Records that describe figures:
::::
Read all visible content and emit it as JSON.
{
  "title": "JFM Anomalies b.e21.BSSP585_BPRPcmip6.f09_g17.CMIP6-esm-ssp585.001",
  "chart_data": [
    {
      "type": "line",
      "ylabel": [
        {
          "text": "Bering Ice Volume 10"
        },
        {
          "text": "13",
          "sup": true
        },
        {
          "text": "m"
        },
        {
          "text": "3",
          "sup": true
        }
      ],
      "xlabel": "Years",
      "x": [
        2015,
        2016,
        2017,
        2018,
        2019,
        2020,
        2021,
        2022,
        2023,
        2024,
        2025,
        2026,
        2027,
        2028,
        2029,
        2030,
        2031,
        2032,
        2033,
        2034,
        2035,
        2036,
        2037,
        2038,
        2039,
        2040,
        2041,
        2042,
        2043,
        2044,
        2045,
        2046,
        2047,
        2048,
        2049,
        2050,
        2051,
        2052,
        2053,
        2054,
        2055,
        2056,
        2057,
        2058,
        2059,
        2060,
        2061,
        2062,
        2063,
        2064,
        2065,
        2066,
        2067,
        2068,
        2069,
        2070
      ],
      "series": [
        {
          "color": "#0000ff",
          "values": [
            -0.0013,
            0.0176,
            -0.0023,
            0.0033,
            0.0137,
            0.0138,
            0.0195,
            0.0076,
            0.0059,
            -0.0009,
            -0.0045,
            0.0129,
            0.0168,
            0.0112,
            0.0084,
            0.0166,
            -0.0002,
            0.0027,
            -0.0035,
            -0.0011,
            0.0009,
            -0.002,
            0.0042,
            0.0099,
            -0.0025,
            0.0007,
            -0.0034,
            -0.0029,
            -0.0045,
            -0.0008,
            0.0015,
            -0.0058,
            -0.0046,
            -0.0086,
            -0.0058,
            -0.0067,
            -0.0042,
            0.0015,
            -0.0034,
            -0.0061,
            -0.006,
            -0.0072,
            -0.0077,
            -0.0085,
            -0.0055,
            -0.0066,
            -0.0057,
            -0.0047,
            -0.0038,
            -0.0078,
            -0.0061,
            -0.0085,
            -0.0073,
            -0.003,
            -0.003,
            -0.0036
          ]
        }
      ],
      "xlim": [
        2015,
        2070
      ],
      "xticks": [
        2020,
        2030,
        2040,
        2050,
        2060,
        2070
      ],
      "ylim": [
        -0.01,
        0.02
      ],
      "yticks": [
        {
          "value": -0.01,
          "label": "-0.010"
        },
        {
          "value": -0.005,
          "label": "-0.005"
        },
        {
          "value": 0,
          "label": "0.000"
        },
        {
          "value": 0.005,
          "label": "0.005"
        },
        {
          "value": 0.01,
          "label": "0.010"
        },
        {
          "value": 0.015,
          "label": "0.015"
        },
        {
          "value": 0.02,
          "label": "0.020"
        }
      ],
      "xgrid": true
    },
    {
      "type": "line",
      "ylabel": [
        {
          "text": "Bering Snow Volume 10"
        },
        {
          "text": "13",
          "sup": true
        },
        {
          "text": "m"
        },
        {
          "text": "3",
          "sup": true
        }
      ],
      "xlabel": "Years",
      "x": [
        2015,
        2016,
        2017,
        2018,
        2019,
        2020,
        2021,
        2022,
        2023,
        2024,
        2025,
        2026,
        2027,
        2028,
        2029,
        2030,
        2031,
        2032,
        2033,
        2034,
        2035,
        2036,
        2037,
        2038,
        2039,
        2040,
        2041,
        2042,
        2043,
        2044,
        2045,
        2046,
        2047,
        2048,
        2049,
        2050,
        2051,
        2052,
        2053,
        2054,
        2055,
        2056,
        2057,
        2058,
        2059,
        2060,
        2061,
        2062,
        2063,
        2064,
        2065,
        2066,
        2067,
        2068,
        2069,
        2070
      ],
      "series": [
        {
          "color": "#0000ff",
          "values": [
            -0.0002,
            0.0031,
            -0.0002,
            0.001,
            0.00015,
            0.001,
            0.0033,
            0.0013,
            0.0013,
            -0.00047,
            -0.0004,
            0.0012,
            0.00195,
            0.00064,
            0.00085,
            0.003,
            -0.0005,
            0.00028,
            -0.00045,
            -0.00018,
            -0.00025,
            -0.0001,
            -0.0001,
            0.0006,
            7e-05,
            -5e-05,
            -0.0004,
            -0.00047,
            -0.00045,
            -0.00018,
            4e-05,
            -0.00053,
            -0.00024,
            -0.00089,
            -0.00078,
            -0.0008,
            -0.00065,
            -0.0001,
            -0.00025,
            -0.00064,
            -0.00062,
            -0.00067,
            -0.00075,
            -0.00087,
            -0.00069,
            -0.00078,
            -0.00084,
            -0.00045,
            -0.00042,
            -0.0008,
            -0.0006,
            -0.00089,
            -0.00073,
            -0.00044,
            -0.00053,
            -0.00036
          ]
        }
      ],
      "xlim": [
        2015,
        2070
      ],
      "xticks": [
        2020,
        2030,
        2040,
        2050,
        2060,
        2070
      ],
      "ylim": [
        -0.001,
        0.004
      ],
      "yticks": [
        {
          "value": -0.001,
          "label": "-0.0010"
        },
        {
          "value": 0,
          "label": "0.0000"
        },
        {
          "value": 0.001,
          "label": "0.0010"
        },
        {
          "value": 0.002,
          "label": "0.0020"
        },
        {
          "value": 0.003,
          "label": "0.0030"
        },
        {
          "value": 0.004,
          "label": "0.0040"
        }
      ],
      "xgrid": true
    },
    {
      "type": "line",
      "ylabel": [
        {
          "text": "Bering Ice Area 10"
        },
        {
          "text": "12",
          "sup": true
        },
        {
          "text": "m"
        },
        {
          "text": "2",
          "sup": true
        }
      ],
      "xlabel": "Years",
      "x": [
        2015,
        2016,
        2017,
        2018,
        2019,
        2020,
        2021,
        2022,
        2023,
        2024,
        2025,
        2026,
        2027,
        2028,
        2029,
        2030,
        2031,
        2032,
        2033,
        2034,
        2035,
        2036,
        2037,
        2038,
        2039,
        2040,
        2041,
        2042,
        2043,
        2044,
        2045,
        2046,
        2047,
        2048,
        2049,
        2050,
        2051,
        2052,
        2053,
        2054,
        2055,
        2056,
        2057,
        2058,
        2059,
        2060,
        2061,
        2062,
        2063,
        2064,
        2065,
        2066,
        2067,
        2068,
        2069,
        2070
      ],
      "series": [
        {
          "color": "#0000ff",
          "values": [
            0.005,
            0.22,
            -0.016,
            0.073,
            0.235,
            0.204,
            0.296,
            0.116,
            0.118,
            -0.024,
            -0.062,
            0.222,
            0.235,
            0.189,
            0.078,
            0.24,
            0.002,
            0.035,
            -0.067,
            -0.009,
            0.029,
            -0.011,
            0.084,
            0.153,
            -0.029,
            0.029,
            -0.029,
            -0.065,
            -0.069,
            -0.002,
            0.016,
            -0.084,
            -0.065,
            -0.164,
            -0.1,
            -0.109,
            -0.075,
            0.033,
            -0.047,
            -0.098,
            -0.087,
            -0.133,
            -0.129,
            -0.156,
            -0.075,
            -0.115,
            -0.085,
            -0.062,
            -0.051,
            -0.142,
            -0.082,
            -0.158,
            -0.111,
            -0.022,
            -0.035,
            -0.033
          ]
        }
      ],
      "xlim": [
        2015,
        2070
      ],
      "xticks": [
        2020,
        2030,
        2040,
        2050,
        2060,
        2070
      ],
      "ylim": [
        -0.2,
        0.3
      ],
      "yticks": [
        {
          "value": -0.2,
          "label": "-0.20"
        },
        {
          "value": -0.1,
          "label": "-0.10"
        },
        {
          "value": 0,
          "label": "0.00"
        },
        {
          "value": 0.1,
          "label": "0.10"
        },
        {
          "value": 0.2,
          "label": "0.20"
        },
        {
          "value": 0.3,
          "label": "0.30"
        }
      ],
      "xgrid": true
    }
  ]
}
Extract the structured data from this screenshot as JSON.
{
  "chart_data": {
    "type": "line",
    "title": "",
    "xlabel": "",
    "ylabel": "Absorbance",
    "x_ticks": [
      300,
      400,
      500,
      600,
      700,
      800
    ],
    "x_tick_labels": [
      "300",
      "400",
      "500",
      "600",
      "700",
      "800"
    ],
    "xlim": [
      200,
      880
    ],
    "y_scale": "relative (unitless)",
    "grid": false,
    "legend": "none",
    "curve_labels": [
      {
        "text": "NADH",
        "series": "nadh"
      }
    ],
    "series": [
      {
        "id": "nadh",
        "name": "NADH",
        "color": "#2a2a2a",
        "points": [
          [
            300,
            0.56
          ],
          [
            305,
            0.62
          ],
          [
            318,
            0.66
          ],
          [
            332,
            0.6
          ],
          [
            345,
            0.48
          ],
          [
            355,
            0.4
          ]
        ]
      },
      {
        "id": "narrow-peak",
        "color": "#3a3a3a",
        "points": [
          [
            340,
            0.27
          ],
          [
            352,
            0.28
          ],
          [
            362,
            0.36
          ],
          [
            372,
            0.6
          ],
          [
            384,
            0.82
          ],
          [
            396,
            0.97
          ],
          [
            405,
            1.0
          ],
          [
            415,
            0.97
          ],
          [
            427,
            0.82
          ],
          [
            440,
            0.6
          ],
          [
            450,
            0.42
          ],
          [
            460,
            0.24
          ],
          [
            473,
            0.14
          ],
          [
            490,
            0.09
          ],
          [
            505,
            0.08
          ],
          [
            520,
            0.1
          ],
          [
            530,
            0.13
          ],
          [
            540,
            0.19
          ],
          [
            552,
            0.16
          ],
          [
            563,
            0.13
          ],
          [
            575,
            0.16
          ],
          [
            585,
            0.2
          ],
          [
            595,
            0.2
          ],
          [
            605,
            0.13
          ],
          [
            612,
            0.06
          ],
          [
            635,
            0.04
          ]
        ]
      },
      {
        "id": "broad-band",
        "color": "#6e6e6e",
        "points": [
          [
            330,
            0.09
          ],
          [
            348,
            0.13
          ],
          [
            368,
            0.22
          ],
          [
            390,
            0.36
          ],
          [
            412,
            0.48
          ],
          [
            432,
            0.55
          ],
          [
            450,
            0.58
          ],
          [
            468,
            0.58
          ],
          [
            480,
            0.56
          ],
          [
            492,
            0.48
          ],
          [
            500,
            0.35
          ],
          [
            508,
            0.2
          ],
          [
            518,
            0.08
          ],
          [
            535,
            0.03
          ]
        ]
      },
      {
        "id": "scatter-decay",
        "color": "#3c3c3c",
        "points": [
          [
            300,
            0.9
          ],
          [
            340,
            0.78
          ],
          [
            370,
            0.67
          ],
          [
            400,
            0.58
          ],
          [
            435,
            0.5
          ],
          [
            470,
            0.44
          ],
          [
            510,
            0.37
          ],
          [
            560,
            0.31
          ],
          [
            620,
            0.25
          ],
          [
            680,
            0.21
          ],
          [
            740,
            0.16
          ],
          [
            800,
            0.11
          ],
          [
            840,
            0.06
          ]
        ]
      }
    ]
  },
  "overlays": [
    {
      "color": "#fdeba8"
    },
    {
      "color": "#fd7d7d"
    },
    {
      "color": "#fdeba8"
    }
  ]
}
::::
Set problem.
Locate all lines in the listing above with the word "Bering" and copy them.

The solution.
          "text": "Bering Ice Volume 10"
          "text": "Bering Snow Volume 10"
          "text": "Bering Ice Area 10"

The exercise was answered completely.